Job >> Below is a set of records; restate each one word for word.

Records that describe figures >>
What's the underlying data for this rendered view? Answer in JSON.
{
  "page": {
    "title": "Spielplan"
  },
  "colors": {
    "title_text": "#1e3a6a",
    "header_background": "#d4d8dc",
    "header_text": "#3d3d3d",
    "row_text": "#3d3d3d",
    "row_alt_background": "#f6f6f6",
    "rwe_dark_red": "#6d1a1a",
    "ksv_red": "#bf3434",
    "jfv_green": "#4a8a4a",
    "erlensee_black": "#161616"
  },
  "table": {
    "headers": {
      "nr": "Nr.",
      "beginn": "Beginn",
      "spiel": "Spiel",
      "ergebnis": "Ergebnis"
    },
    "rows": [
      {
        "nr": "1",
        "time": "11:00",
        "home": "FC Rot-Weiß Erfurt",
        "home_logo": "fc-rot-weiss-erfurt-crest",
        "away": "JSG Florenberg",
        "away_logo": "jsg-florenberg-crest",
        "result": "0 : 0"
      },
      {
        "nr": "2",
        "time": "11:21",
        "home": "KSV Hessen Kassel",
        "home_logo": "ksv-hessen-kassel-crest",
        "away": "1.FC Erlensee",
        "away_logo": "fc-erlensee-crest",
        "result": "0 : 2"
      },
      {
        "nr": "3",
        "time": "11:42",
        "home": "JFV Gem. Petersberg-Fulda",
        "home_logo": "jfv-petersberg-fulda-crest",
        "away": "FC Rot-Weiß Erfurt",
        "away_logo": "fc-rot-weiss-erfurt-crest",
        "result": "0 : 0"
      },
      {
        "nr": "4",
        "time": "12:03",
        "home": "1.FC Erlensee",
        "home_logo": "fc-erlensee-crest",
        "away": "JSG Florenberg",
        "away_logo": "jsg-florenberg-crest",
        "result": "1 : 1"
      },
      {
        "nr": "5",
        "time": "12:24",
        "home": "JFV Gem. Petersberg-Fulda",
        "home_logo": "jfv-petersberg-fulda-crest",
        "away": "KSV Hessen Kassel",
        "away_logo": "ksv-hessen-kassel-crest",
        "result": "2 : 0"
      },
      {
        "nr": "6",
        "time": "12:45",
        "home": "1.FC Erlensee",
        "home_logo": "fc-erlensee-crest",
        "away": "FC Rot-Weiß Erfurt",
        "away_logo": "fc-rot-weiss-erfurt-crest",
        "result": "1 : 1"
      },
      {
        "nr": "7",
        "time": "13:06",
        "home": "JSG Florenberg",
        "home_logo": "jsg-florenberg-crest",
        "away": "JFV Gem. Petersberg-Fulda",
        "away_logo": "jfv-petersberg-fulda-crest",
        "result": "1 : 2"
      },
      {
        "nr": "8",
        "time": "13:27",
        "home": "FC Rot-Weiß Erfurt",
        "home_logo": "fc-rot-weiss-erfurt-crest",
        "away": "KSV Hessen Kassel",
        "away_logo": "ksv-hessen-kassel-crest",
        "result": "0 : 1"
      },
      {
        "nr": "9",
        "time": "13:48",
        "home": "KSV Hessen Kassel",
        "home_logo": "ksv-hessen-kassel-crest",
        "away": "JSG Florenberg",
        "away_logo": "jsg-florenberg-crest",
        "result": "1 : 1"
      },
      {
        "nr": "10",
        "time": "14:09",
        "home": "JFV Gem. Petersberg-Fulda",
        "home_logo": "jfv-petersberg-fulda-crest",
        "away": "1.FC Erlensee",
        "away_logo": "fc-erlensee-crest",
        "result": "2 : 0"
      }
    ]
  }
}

Exercise response >>
What's the underlying data for this rendered view? Answer in JSON.
{
  "page": {
    "title": "Spielplan"
  },
  "colors": {
    "title_text": "#1e3a6a",
    "header_background": "#d4d8dc",
    "header_text": "#3d3d3d",
    "row_text": "#3d3d3d",
    "row_alt_background": "#f6f6f6",
    "rwe_dark_red": "#6d1a1a",
    "ksv_red": "#bf3434",
    "jfv_green": "#4a8a4a",
    "erlensee_black": "#161616"
  },
  "table": {
    "headers": {
      "nr": "Nr.",
      "beginn": "Beginn",
      "spiel": "Spiel",
      "ergebnis": "Ergebnis"
    },
    "rows": [
      {
        "nr": "1",
        "time": "11:00",
        "home": "FC Rot-Weiß Erfurt",
        "home_logo": "fc-rot-weiss-erfurt-crest",
        "away": "JSG Florenberg",
        "away_logo": "jsg-florenberg-crest",
        "result": "0 : 0"
      },
      {
        "nr": "2",
        "time": "11:21",
        "home": "KSV Hessen Kassel",
        "home_logo": "ksv-hessen-kassel-crest",
        "away": "1.FC Erlensee",
        "away_logo": "fc-erlensee-crest",
        "result": "0 : 2"
      },
      {
        "nr": "3",
        "time": "11:42",
        "home": "JFV Gem. Petersberg-Fulda",
        "home_logo": "jfv-petersberg-fulda-crest",
        "away": "FC Rot-Weiß Erfurt",
        "away_logo": "fc-rot-weiss-erfurt-crest",
        "result": "0 : 0"
      },
      {
        "nr": "4",
        "time": "12:03",
        "home": "1.FC Erlensee",
        "home_logo": "fc-erlensee-crest",
        "away": "JSG Florenberg",
        "away_logo": "jsg-florenberg-crest",
        "result": "1 : 1"
      },
      {
        "nr": "5",
        "time": "12:24",
        "home": "JFV Gem. Petersberg-Fulda",
        "home_logo": "jfv-petersberg-fulda-crest",
        "away": "KSV Hessen Kassel",
        "away_logo": "ksv-hessen-kassel-crest",
        "result": "2 : 0"
      },
      {
        "nr": "6",
        "time": "12:45",
        "home": "1.FC Erlensee",
        "home_logo": "fc-erlensee-crest",
        "away": "FC Rot-Weiß Erfurt",
        "away_logo": "fc-rot-weiss-erfurt-crest",
        "result": "1 : 1"
      },
      {
        "nr": "7",
        "time": "13:06",
        "home": "JSG Florenberg",
        "home_logo": "jsg-florenberg-crest",
        "away": "JFV Gem. Petersberg-Fulda",
        "away_logo": "jfv-petersberg-fulda-crest",
        "result": "1 : 2"
      },
      {
        "nr": "8",
        "time": "13:27",
        "home": "FC Rot-Weiß Erfurt",
        "home_logo": "fc-rot-weiss-erfurt-crest",
        "away": "KSV Hessen Kassel",
        "away_logo": "ksv-hessen-kassel-crest",
        "result": "0 : 1"
      },
      {
        "nr": "9",
        "time": "13:48",
        "home": "KSV Hessen Kassel",
        "home_logo": "ksv-hessen-kassel-crest",
        "away": "JSG Florenberg",
        "away_logo": "jsg-florenberg-crest",
        "result": "1 : 1"
      },
      {
        "nr": "10",
        "time": "14:09",
        "home": "JFV Gem. Petersberg-Fulda",
        "home_logo": "jfv-petersberg-fulda-crest",
        "away": "1.FC Erlensee",
        "away_logo": "fc-erlensee-crest",
        "result": "2 : 0"
      }
    ]
  }
}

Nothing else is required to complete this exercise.